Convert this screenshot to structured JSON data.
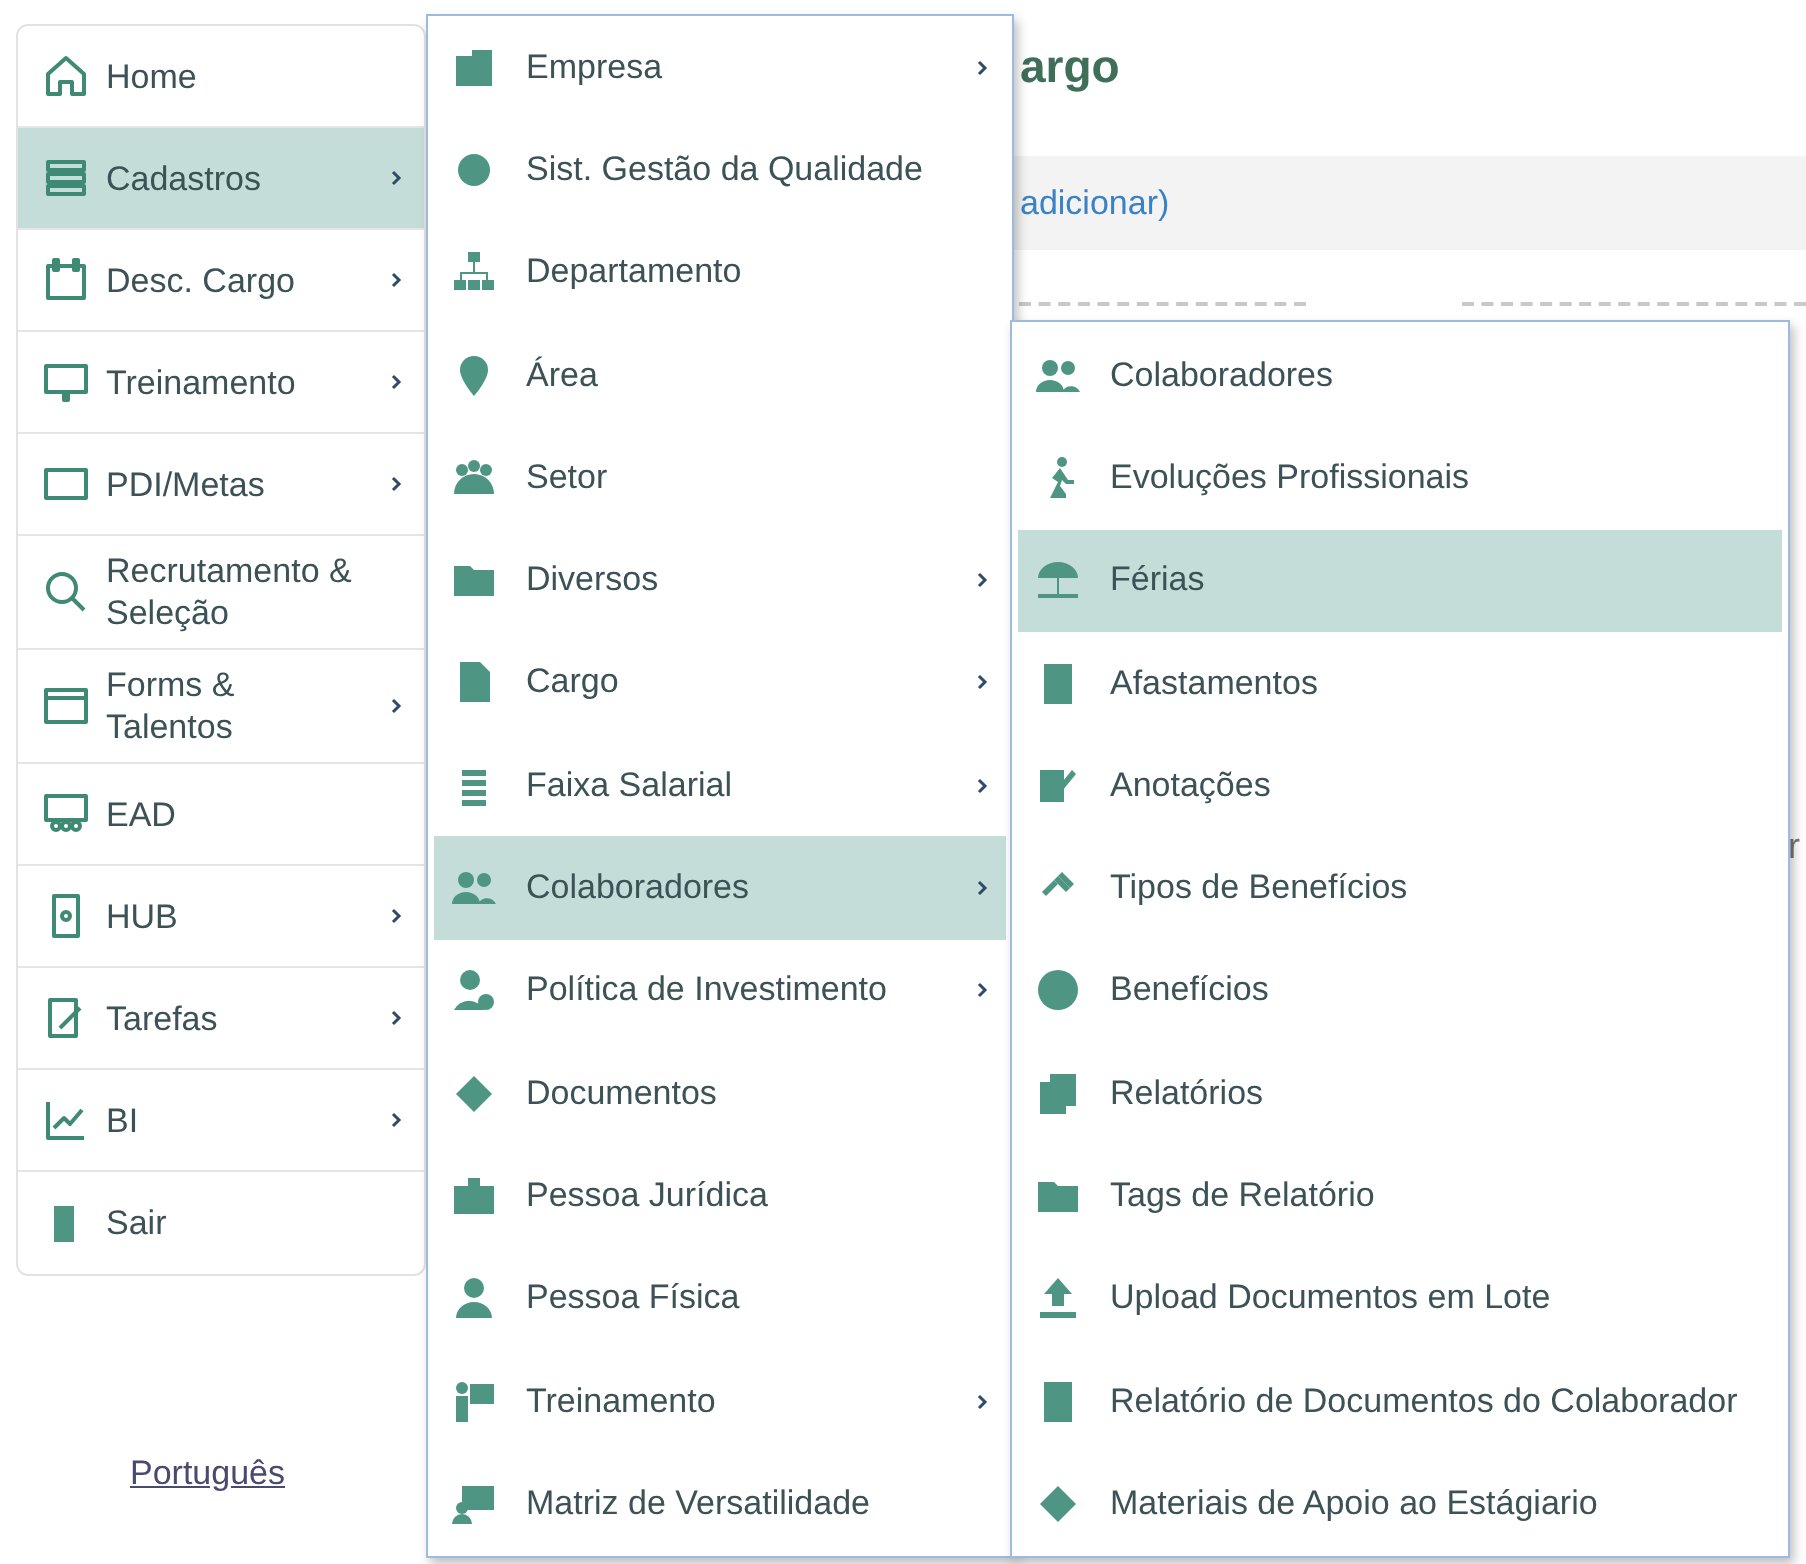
{
  "sidebar": {
    "items": [
      {
        "label": "Home",
        "selected": false,
        "has_submenu": false
      },
      {
        "label": "Cadastros",
        "selected": true,
        "has_submenu": true
      },
      {
        "label": "Desc. Cargo",
        "selected": false,
        "has_submenu": true
      },
      {
        "label": "Treinamento",
        "selected": false,
        "has_submenu": true
      },
      {
        "label": "PDI/Metas",
        "selected": false,
        "has_submenu": true
      },
      {
        "label": "Recrutamento & Seleção",
        "selected": false,
        "has_submenu": false
      },
      {
        "label": "Forms & Talentos",
        "selected": false,
        "has_submenu": true
      },
      {
        "label": "EAD",
        "selected": false,
        "has_submenu": false
      },
      {
        "label": "HUB",
        "selected": false,
        "has_submenu": true
      },
      {
        "label": "Tarefas",
        "selected": false,
        "has_submenu": true
      },
      {
        "label": "BI",
        "selected": false,
        "has_submenu": true
      },
      {
        "label": "Sair",
        "selected": false,
        "has_submenu": false
      }
    ]
  },
  "language_link": "Português",
  "page": {
    "title": "argo",
    "hint_link": "adicionar)",
    "right_fragment": "r"
  },
  "cadastros_menu": {
    "items": [
      {
        "label": "Empresa",
        "selected": false,
        "has_submenu": true
      },
      {
        "label": "Sist. Gestão da Qualidade",
        "selected": false,
        "has_submenu": false
      },
      {
        "label": "Departamento",
        "selected": false,
        "has_submenu": false
      },
      {
        "label": "Área",
        "selected": false,
        "has_submenu": false
      },
      {
        "label": "Setor",
        "selected": false,
        "has_submenu": false
      },
      {
        "label": "Diversos",
        "selected": false,
        "has_submenu": true
      },
      {
        "label": "Cargo",
        "selected": false,
        "has_submenu": true
      },
      {
        "label": "Faixa Salarial",
        "selected": false,
        "has_submenu": true
      },
      {
        "label": "Colaboradores",
        "selected": true,
        "has_submenu": true
      },
      {
        "label": "Política de Investimento",
        "selected": false,
        "has_submenu": true
      },
      {
        "label": "Documentos",
        "selected": false,
        "has_submenu": false
      },
      {
        "label": "Pessoa Jurídica",
        "selected": false,
        "has_submenu": false
      },
      {
        "label": "Pessoa Física",
        "selected": false,
        "has_submenu": false
      },
      {
        "label": "Treinamento",
        "selected": false,
        "has_submenu": true
      },
      {
        "label": "Matriz de Versatilidade",
        "selected": false,
        "has_submenu": false
      }
    ]
  },
  "colaboradores_menu": {
    "items": [
      {
        "label": "Colaboradores",
        "selected": false
      },
      {
        "label": "Evoluções Profissionais",
        "selected": false
      },
      {
        "label": "Férias",
        "selected": true
      },
      {
        "label": "Afastamentos",
        "selected": false
      },
      {
        "label": "Anotações",
        "selected": false
      },
      {
        "label": "Tipos de Benefícios",
        "selected": false
      },
      {
        "label": "Benefícios",
        "selected": false
      },
      {
        "label": "Relatórios",
        "selected": false
      },
      {
        "label": "Tags de Relatório",
        "selected": false
      },
      {
        "label": "Upload Documentos em Lote",
        "selected": false
      },
      {
        "label": "Relatório de Documentos do Colaborador",
        "selected": false
      },
      {
        "label": "Materiais de Apoio ao Estágiario",
        "selected": false
      }
    ]
  }
}
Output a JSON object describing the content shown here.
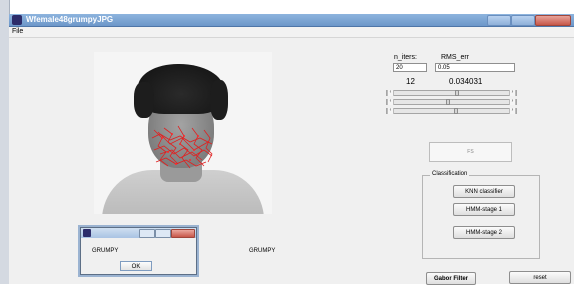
{
  "window": {
    "title": "Wfemale48grumpyJPG",
    "menu": [
      "File"
    ]
  },
  "image": {
    "description_icon": "face-photo"
  },
  "params": {
    "n_iters_label": "n_iters:",
    "rms_err_label": "RMS_err",
    "n_iters_value": "20",
    "rms_err_value": "0.05",
    "n_iters_result": "12",
    "rms_err_result": "0.034031"
  },
  "sliders": [
    {
      "value_fraction": 0.53
    },
    {
      "value_fraction": 0.45
    },
    {
      "value_fraction": 0.52
    }
  ],
  "fs_button": {
    "label": "FS"
  },
  "classification": {
    "title": "Classification",
    "buttons": [
      "KNN classifier",
      "HMM-stage 1",
      "HMM-stage 2"
    ]
  },
  "dialog": {
    "message": "GRUMPY",
    "ok_label": "OK"
  },
  "result_label": "GRUMPY",
  "bottom_buttons": {
    "gabor": "Gabor Filter",
    "reset": "reset"
  },
  "colors": {
    "titlebar": "#6d97c9",
    "figure_bg": "#f0f0f0",
    "overlay": "#e02020"
  }
}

........

| EXERCISE BRIEF |
The pictures should not be reproduced; quote all of the other material exactly.

| FULL RESPONSE |
Convert this screenshot to structured JSON data.
{
  "sidebar": {
    "items": [
      {
        "label": "Home",
        "selected": false,
        "has_submenu": false
      },
      {
        "label": "Cadastros",
        "selected": true,
        "has_submenu": true
      },
      {
        "label": "Desc. Cargo",
        "selected": false,
        "has_submenu": true
      },
      {
        "label": "Treinamento",
        "selected": false,
        "has_submenu": true
      },
      {
        "label": "PDI/Metas",
        "selected": false,
        "has_submenu": true
      },
      {
        "label": "Recrutamento & Seleção",
        "selected": false,
        "has_submenu": false
      },
      {
        "label": "Forms & Talentos",
        "selected": false,
        "has_submenu": true
      },
      {
        "label": "EAD",
        "selected": false,
        "has_submenu": false
      },
      {
        "label": "HUB",
        "selected": false,
        "has_submenu": true
      },
      {
        "label": "Tarefas",
        "selected": false,
        "has_submenu": true
      },
      {
        "label": "BI",
        "selected": false,
        "has_submenu": true
      },
      {
        "label": "Sair",
        "selected": false,
        "has_submenu": false
      }
    ]
  },
  "language_link": "Português",
  "page": {
    "title": "argo",
    "hint_link": "adicionar)",
    "right_fragment": "r"
  },
  "cadastros_menu": {
    "items": [
      {
        "label": "Empresa",
        "selected": false,
        "has_submenu": true
      },
      {
        "label": "Sist. Gestão da Qualidade",
        "selected": false,
        "has_submenu": false
      },
      {
        "label": "Departamento",
        "selected": false,
        "has_submenu": false
      },
      {
        "label": "Área",
        "selected": false,
        "has_submenu": false
      },
      {
        "label": "Setor",
        "selected": false,
        "has_submenu": false
      },
      {
        "label": "Diversos",
        "selected": false,
        "has_submenu": true
      },
      {
        "label": "Cargo",
        "selected": false,
        "has_submenu": true
      },
      {
        "label": "Faixa Salarial",
        "selected": false,
        "has_submenu": true
      },
      {
        "label": "Colaboradores",
        "selected": true,
        "has_submenu": true
      },
      {
        "label": "Política de Investimento",
        "selected": false,
        "has_submenu": true
      },
      {
        "label": "Documentos",
        "selected": false,
        "has_submenu": false
      },
      {
        "label": "Pessoa Jurídica",
        "selected": false,
        "has_submenu": false
      },
      {
        "label": "Pessoa Física",
        "selected": false,
        "has_submenu": false
      },
      {
        "label": "Treinamento",
        "selected": false,
        "has_submenu": true
      },
      {
        "label": "Matriz de Versatilidade",
        "selected": false,
        "has_submenu": false
      }
    ]
  },
  "colaboradores_menu": {
    "items": [
      {
        "label": "Colaboradores",
        "selected": false
      },
      {
        "label": "Evoluções Profissionais",
        "selected": false
      },
      {
        "label": "Férias",
        "selected": true
      },
      {
        "label": "Afastamentos",
        "selected": false
      },
      {
        "label": "Anotações",
        "selected": false
      },
      {
        "label": "Tipos de Benefícios",
        "selected": false
      },
      {
        "label": "Benefícios",
        "selected": false
      },
      {
        "label": "Relatórios",
        "selected": false
      },
      {
        "label": "Tags de Relatório",
        "selected": false
      },
      {
        "label": "Upload Documentos em Lote",
        "selected": false
      },
      {
        "label": "Relatório de Documentos do Colaborador",
        "selected": false
      },
      {
        "label": "Materiais de Apoio ao Estágiario",
        "selected": false
      }
    ]
  }
}
Output a JSON object describing the content shown here.
{
  "window": {
    "title": "Wfemale48grumpyJPG",
    "menu": [
      "File"
    ]
  },
  "image": {
    "description_icon": "face-photo"
  },
  "params": {
    "n_iters_label": "n_iters:",
    "rms_err_label": "RMS_err",
    "n_iters_value": "20",
    "rms_err_value": "0.05",
    "n_iters_result": "12",
    "rms_err_result": "0.034031"
  },
  "sliders": [
    {
      "value_fraction": 0.53
    },
    {
      "value_fraction": 0.45
    },
    {
      "value_fraction": 0.52
    }
  ],
  "fs_button": {
    "label": "FS"
  },
  "classification": {
    "title": "Classification",
    "buttons": [
      "KNN classifier",
      "HMM-stage 1",
      "HMM-stage 2"
    ]
  },
  "dialog": {
    "message": "GRUMPY",
    "ok_label": "OK"
  },
  "result_label": "GRUMPY",
  "bottom_buttons": {
    "gabor": "Gabor Filter",
    "reset": "reset"
  },
  "colors": {
    "titlebar": "#6d97c9",
    "figure_bg": "#f0f0f0",
    "overlay": "#e02020"
  }
}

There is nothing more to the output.